#### [Stated exercise]
State how many lines in the entries below contain "color". Write nothing but the number.
─── Exercise materials ───
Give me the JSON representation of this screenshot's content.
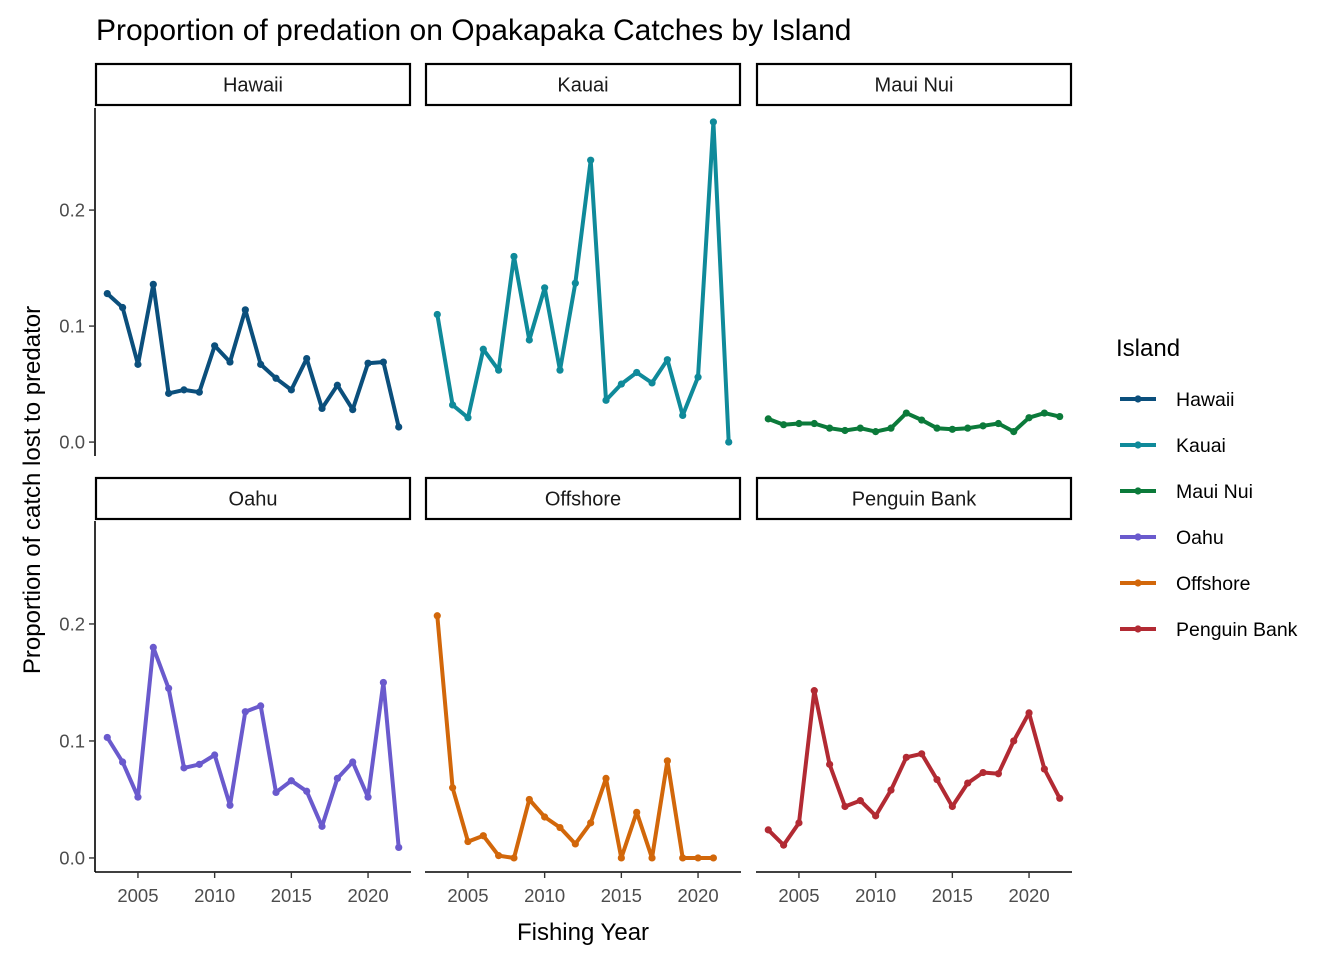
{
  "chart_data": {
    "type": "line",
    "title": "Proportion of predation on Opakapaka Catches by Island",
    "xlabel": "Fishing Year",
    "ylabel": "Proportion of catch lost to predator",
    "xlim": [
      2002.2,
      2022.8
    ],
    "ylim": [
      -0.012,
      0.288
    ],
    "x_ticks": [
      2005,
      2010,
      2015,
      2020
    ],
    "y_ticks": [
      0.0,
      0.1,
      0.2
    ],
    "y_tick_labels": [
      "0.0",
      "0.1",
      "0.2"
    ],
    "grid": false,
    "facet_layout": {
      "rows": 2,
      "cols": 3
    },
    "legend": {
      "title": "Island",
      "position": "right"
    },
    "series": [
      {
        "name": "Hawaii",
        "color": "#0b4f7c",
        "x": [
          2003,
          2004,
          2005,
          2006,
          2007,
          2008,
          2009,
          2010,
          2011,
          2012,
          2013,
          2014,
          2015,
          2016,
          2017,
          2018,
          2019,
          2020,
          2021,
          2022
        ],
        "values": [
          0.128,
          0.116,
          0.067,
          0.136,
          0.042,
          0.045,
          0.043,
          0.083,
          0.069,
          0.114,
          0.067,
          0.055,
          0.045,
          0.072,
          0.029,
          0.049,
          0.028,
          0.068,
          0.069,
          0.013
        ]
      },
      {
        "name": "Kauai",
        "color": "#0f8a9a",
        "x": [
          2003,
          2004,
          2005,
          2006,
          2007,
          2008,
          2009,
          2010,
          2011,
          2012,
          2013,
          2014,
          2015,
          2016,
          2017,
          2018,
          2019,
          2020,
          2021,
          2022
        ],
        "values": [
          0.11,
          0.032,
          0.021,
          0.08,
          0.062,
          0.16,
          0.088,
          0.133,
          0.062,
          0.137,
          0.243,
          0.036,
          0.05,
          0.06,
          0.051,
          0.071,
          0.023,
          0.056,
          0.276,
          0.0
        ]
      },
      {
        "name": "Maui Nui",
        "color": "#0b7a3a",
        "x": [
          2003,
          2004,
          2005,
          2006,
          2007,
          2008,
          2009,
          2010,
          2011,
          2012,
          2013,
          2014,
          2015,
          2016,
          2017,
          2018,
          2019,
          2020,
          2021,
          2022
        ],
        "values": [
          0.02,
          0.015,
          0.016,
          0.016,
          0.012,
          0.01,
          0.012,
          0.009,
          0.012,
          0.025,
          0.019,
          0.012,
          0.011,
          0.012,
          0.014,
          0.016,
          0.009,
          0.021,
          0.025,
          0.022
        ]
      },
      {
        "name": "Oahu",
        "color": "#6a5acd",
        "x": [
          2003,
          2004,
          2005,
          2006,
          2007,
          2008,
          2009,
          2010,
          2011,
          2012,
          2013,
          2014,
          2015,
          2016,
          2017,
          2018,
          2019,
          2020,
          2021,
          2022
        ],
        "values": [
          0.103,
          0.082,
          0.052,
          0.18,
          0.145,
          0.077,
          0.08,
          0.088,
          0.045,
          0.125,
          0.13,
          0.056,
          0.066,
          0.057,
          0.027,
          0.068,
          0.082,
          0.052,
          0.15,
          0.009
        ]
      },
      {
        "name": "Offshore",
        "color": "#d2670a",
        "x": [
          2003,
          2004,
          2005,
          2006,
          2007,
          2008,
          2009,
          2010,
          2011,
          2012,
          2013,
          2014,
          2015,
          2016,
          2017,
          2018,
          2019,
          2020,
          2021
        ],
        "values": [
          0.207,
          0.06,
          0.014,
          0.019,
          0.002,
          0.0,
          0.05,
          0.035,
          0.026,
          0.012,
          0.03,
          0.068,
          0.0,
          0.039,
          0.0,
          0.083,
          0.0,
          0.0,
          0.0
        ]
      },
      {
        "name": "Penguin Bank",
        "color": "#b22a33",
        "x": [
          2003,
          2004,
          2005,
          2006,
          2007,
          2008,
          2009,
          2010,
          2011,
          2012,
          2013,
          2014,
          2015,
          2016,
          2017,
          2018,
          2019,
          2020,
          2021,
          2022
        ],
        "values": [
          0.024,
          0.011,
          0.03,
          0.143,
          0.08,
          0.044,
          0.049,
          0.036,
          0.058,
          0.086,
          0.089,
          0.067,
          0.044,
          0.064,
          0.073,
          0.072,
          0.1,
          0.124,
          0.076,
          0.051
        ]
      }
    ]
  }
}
───
#### [Final result]
6